REQUEST: Select and copy out every line in the records containing "أمام".

DATA TO USE:
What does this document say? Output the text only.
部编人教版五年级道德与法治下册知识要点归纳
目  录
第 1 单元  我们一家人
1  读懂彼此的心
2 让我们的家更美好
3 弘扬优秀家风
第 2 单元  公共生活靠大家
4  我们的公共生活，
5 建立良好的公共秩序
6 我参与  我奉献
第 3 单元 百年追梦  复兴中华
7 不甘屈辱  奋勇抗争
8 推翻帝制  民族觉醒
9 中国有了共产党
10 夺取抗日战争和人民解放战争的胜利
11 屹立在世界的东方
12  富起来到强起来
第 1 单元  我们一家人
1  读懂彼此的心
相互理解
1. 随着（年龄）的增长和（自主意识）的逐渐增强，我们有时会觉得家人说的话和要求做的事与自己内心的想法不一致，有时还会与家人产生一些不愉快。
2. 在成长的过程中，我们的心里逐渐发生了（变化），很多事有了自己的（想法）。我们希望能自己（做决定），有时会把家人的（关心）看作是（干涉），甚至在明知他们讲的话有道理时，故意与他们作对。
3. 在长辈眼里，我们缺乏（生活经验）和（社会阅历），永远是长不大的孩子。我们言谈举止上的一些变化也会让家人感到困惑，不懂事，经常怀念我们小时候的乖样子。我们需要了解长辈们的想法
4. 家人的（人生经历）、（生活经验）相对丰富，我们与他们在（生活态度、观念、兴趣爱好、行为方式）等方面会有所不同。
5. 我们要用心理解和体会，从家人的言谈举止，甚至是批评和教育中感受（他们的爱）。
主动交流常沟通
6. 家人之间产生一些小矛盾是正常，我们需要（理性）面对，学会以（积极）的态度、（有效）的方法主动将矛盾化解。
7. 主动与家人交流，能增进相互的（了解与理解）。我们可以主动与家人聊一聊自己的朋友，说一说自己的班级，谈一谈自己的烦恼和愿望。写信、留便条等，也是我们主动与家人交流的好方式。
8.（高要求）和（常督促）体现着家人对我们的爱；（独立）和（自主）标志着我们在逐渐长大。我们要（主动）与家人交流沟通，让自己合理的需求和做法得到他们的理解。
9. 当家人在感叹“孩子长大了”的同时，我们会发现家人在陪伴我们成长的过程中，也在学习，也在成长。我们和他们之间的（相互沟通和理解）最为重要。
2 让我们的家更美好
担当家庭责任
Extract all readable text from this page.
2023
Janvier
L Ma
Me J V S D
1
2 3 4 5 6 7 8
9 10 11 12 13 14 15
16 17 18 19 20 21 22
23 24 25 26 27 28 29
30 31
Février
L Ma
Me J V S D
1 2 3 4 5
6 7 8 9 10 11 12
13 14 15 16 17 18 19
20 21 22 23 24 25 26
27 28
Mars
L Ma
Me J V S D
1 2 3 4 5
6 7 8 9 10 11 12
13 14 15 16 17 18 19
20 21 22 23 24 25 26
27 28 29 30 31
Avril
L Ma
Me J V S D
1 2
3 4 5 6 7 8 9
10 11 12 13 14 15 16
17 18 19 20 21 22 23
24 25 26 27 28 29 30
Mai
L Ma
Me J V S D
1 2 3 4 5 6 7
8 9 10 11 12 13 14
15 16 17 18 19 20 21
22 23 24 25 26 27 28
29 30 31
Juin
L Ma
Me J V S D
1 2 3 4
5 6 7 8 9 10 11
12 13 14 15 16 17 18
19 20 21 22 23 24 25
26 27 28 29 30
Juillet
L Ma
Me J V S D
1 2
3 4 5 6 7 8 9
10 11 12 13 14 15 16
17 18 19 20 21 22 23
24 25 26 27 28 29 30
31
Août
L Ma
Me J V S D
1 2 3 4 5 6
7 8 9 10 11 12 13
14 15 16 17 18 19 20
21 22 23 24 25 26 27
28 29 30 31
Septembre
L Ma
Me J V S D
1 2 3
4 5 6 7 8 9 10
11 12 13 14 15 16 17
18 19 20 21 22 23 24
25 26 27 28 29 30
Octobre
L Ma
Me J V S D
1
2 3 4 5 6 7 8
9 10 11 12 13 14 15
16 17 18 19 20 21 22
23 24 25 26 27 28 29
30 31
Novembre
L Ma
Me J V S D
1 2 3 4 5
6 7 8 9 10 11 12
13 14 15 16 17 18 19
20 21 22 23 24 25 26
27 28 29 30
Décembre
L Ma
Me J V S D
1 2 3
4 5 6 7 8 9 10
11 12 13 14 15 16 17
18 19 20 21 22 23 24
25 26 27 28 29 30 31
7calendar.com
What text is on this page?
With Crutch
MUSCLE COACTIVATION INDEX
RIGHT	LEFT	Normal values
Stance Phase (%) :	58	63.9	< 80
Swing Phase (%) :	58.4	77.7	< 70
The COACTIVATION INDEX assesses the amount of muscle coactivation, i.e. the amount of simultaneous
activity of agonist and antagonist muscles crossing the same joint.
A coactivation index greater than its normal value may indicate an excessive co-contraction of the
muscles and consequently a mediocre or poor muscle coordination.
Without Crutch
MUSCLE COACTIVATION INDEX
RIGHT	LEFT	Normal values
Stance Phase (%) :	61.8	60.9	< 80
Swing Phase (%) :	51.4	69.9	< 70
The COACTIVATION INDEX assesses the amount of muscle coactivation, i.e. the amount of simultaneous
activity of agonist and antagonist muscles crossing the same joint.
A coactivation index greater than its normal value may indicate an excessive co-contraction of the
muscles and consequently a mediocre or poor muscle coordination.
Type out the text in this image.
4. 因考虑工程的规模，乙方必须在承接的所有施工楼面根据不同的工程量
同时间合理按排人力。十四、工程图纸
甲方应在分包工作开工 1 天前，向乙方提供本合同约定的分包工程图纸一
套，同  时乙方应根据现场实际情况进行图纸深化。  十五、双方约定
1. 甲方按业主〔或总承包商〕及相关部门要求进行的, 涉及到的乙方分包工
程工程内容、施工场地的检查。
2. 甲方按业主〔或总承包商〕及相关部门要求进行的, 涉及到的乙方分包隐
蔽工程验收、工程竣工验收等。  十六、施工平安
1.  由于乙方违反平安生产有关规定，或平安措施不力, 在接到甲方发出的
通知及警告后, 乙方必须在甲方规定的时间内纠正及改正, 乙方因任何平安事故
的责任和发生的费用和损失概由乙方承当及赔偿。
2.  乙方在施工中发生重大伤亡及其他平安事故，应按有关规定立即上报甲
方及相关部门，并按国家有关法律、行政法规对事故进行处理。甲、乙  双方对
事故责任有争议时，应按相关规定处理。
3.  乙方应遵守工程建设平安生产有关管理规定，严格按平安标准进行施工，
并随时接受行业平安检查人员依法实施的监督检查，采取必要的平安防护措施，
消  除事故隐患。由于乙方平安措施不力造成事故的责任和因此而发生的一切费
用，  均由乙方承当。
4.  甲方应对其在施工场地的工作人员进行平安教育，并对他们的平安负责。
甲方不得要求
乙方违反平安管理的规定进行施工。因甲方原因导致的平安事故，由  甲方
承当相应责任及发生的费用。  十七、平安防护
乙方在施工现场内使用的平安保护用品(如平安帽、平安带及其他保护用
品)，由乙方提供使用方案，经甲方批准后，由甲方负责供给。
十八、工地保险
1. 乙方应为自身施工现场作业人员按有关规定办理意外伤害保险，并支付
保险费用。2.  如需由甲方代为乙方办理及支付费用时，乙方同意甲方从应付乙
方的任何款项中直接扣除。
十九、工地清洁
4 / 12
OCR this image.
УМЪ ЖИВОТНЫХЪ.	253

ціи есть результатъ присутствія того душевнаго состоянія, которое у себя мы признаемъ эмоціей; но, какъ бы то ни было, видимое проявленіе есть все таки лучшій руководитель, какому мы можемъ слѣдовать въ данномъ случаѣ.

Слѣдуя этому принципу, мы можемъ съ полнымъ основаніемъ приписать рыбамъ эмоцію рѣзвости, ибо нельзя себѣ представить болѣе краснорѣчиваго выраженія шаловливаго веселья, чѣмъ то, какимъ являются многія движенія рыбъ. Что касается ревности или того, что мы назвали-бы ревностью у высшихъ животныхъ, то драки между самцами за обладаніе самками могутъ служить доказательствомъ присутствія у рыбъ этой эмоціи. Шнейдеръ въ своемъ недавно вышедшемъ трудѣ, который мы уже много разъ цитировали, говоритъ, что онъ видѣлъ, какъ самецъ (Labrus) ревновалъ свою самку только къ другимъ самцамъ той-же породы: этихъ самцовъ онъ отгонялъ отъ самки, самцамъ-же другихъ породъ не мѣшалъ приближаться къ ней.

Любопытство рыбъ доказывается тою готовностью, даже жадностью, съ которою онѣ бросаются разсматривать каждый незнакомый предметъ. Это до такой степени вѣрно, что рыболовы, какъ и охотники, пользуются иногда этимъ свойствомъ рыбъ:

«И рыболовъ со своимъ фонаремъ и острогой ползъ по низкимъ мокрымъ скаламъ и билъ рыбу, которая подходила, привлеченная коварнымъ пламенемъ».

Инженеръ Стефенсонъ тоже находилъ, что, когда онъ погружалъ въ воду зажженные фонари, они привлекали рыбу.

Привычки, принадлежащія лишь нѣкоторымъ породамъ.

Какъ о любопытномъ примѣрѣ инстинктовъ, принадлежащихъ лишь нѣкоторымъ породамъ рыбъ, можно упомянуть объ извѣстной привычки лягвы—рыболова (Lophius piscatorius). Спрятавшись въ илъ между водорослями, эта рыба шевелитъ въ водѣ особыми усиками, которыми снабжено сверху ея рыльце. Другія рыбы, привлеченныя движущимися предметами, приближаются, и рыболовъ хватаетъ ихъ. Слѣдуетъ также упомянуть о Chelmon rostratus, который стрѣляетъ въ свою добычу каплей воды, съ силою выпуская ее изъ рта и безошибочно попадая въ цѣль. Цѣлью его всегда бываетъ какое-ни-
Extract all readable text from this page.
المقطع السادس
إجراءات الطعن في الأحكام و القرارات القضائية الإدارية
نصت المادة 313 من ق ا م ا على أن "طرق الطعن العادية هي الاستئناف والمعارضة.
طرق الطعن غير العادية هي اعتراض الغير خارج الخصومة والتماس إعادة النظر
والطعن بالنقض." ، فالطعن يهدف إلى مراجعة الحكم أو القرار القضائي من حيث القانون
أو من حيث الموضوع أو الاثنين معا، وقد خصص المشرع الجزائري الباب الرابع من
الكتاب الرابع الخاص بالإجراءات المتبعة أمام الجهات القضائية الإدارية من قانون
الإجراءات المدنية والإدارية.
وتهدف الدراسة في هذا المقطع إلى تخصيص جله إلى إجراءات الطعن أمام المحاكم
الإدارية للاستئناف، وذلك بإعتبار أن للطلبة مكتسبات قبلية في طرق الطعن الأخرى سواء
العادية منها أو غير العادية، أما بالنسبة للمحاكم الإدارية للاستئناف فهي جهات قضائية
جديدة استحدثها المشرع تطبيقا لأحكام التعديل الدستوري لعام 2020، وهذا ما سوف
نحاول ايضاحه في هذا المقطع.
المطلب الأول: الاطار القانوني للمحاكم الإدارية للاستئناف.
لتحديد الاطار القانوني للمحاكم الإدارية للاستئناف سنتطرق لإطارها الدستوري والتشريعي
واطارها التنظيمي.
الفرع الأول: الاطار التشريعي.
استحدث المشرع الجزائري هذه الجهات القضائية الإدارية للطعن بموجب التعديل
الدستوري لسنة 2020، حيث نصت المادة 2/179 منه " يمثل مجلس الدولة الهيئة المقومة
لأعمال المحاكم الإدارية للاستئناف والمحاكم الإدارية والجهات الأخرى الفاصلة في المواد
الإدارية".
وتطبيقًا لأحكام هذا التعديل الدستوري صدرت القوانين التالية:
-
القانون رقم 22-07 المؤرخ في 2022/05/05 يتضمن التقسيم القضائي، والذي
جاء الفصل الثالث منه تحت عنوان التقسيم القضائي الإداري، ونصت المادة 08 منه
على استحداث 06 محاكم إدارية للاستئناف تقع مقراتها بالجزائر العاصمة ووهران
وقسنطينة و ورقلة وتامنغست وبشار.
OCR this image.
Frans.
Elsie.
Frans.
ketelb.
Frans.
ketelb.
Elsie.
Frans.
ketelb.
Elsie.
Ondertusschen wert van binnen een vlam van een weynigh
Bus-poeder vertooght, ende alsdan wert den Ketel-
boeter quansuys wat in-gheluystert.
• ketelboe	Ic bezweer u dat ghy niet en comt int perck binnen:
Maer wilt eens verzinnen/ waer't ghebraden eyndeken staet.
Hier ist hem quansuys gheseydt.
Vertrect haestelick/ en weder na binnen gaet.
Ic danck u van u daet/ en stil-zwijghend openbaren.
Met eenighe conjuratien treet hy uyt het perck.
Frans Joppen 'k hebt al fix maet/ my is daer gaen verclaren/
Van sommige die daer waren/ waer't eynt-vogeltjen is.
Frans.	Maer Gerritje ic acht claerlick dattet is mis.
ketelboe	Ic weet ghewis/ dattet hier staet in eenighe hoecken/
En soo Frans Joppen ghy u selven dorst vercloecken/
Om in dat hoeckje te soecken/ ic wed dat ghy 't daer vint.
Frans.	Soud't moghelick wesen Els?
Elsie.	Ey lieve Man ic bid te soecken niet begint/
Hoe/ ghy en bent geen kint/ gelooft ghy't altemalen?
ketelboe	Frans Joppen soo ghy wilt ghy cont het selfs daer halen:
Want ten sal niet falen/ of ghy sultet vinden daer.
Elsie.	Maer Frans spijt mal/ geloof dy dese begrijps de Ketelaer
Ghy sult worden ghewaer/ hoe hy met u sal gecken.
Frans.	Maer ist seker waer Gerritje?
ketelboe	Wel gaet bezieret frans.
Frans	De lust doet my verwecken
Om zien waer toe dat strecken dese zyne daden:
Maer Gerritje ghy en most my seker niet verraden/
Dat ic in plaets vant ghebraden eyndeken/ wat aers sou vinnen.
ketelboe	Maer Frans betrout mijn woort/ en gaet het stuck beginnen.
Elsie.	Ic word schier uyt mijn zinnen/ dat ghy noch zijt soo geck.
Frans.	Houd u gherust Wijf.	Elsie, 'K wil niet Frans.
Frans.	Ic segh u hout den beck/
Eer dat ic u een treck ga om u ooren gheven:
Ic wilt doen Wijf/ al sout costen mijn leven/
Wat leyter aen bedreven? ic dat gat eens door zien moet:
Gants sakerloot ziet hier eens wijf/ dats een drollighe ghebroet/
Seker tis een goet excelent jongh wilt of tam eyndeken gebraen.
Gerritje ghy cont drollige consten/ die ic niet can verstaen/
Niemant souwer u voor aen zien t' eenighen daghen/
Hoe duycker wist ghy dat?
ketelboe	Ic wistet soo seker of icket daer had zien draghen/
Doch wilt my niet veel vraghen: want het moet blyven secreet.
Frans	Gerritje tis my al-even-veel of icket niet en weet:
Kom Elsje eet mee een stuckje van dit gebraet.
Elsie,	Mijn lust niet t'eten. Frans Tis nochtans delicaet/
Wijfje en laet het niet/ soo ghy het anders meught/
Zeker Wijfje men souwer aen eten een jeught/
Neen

RESPONSE BELOW:
الكتاب الرابع الخاص بالإجراءات المتبعة أمام الجهات القضائية الإدارية من قانون
وتهدف الدراسة في هذا المقطع إلى تخصيص جله إلى إجراءات الطعن أمام المحاكم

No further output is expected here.